> _Data extracted from a collection_:
'''

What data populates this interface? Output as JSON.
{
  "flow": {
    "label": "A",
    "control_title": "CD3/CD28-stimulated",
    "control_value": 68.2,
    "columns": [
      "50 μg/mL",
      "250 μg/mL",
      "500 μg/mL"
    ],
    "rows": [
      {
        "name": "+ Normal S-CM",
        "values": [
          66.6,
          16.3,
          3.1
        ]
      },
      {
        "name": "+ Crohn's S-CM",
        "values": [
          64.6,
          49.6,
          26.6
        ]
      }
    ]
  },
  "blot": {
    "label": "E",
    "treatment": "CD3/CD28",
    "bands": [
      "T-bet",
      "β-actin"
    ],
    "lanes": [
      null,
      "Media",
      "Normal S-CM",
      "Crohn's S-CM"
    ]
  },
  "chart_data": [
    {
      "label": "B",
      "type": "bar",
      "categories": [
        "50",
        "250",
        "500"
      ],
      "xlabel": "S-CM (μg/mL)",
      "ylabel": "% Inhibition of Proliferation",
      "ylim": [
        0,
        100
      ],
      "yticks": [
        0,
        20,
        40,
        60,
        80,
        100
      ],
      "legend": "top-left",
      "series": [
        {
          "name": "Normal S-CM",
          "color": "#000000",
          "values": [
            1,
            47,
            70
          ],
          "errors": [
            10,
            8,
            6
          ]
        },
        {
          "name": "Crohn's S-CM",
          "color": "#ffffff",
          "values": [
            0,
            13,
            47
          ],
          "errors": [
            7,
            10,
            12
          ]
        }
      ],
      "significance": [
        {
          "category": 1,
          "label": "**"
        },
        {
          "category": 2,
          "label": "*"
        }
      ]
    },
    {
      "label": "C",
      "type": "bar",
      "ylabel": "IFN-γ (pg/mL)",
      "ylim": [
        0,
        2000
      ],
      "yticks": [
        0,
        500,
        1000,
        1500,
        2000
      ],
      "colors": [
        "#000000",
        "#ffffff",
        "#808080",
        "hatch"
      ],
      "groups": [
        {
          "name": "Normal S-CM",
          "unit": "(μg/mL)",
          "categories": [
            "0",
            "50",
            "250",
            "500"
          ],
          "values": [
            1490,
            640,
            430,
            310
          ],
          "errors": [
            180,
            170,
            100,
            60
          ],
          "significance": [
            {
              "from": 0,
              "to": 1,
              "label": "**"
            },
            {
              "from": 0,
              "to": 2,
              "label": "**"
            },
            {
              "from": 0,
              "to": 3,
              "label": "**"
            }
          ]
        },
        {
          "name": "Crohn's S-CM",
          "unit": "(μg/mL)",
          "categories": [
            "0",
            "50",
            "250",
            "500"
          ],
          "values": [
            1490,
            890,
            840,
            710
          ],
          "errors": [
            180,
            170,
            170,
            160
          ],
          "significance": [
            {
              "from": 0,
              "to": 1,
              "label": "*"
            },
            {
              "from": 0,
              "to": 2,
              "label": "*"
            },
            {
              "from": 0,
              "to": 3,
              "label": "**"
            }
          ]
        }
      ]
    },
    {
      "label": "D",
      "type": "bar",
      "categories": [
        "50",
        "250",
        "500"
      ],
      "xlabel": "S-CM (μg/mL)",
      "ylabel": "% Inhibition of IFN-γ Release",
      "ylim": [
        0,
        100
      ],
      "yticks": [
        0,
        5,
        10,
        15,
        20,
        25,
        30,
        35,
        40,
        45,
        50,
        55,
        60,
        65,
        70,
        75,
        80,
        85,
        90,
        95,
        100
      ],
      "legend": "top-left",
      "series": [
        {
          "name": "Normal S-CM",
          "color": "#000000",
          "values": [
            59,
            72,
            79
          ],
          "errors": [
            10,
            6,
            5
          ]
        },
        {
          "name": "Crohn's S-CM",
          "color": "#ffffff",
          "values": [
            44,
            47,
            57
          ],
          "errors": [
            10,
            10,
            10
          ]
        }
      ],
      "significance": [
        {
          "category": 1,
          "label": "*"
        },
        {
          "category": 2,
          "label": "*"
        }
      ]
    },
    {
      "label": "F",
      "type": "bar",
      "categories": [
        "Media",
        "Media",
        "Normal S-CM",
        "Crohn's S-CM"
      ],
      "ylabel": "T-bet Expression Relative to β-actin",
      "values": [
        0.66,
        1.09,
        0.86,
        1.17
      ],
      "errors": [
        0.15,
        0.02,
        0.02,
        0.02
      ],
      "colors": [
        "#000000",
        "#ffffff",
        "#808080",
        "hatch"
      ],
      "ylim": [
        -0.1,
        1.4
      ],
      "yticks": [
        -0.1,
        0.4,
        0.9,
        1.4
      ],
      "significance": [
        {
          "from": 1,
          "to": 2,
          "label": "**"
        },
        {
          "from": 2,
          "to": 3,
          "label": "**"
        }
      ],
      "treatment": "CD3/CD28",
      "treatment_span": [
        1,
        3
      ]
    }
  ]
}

'''

> _Exercise instructions_:
Exactly as they are written, print the entries again.

> _Result of the exercise_:
What data populates this interface? Output as JSON.
{
  "flow": {
    "label": "A",
    "control_title": "CD3/CD28-stimulated",
    "control_value": 68.2,
    "columns": [
      "50 μg/mL",
      "250 μg/mL",
      "500 μg/mL"
    ],
    "rows": [
      {
        "name": "+ Normal S-CM",
        "values": [
          66.6,
          16.3,
          3.1
        ]
      },
      {
        "name": "+ Crohn's S-CM",
        "values": [
          64.6,
          49.6,
          26.6
        ]
      }
    ]
  },
  "blot": {
    "label": "E",
    "treatment": "CD3/CD28",
    "bands": [
      "T-bet",
      "β-actin"
    ],
    "lanes": [
      null,
      "Media",
      "Normal S-CM",
      "Crohn's S-CM"
    ]
  },
  "chart_data": [
    {
      "label": "B",
      "type": "bar",
      "categories": [
        "50",
        "250",
        "500"
      ],
      "xlabel": "S-CM (μg/mL)",
      "ylabel": "% Inhibition of Proliferation",
      "ylim": [
        0,
        100
      ],
      "yticks": [
        0,
        20,
        40,
        60,
        80,
        100
      ],
      "legend": "top-left",
      "series": [
        {
          "name": "Normal S-CM",
          "color": "#000000",
          "values": [
            1,
            47,
            70
          ],
          "errors": [
            10,
            8,
            6
          ]
        },
        {
          "name": "Crohn's S-CM",
          "color": "#ffffff",
          "values": [
            0,
            13,
            47
          ],
          "errors": [
            7,
            10,
            12
          ]
        }
      ],
      "significance": [
        {
          "category": 1,
          "label": "**"
        },
        {
          "category": 2,
          "label": "*"
        }
      ]
    },
    {
      "label": "C",
      "type": "bar",
      "ylabel": "IFN-γ (pg/mL)",
      "ylim": [
        0,
        2000
      ],
      "yticks": [
        0,
        500,
        1000,
        1500,
        2000
      ],
      "colors": [
        "#000000",
        "#ffffff",
        "#808080",
        "hatch"
      ],
      "groups": [
        {
          "name": "Normal S-CM",
          "unit": "(μg/mL)",
          "categories": [
            "0",
            "50",
            "250",
            "500"
          ],
          "values": [
            1490,
            640,
            430,
            310
          ],
          "errors": [
            180,
            170,
            100,
            60
          ],
          "significance": [
            {
              "from": 0,
              "to": 1,
              "label": "**"
            },
            {
              "from": 0,
              "to": 2,
              "label": "**"
            },
            {
              "from": 0,
              "to": 3,
              "label": "**"
            }
          ]
        },
        {
          "name": "Crohn's S-CM",
          "unit": "(μg/mL)",
          "categories": [
            "0",
            "50",
            "250",
            "500"
          ],
          "values": [
            1490,
            890,
            840,
            710
          ],
          "errors": [
            180,
            170,
            170,
            160
          ],
          "significance": [
            {
              "from": 0,
              "to": 1,
              "label": "*"
            },
            {
              "from": 0,
              "to": 2,
              "label": "*"
            },
            {
              "from": 0,
              "to": 3,
              "label": "**"
            }
          ]
        }
      ]
    },
    {
      "label": "D",
      "type": "bar",
      "categories": [
        "50",
        "250",
        "500"
      ],
      "xlabel": "S-CM (μg/mL)",
      "ylabel": "% Inhibition of IFN-γ Release",
      "ylim": [
        0,
        100
      ],
      "yticks": [
        0,
        5,
        10,
        15,
        20,
        25,
        30,
        35,
        40,
        45,
        50,
        55,
        60,
        65,
        70,
        75,
        80,
        85,
        90,
        95,
        100
      ],
      "legend": "top-left",
      "series": [
        {
          "name": "Normal S-CM",
          "color": "#000000",
          "values": [
            59,
            72,
            79
          ],
          "errors": [
            10,
            6,
            5
          ]
        },
        {
          "name": "Crohn's S-CM",
          "color": "#ffffff",
          "values": [
            44,
            47,
            57
          ],
          "errors": [
            10,
            10,
            10
          ]
        }
      ],
      "significance": [
        {
          "category": 1,
          "label": "*"
        },
        {
          "category": 2,
          "label": "*"
        }
      ]
    },
    {
      "label": "F",
      "type": "bar",
      "categories": [
        "Media",
        "Media",
        "Normal S-CM",
        "Crohn's S-CM"
      ],
      "ylabel": "T-bet Expression Relative to β-actin",
      "values": [
        0.66,
        1.09,
        0.86,
        1.17
      ],
      "errors": [
        0.15,
        0.02,
        0.02,
        0.02
      ],
      "colors": [
        "#000000",
        "#ffffff",
        "#808080",
        "hatch"
      ],
      "ylim": [
        -0.1,
        1.4
      ],
      "yticks": [
        -0.1,
        0.4,
        0.9,
        1.4
      ],
      "significance": [
        {
          "from": 1,
          "to": 2,
          "label": "**"
        },
        {
          "from": 2,
          "to": 3,
          "label": "**"
        }
      ],
      "treatment": "CD3/CD28",
      "treatment_span": [
        1,
        3
      ]
    }
  ]
}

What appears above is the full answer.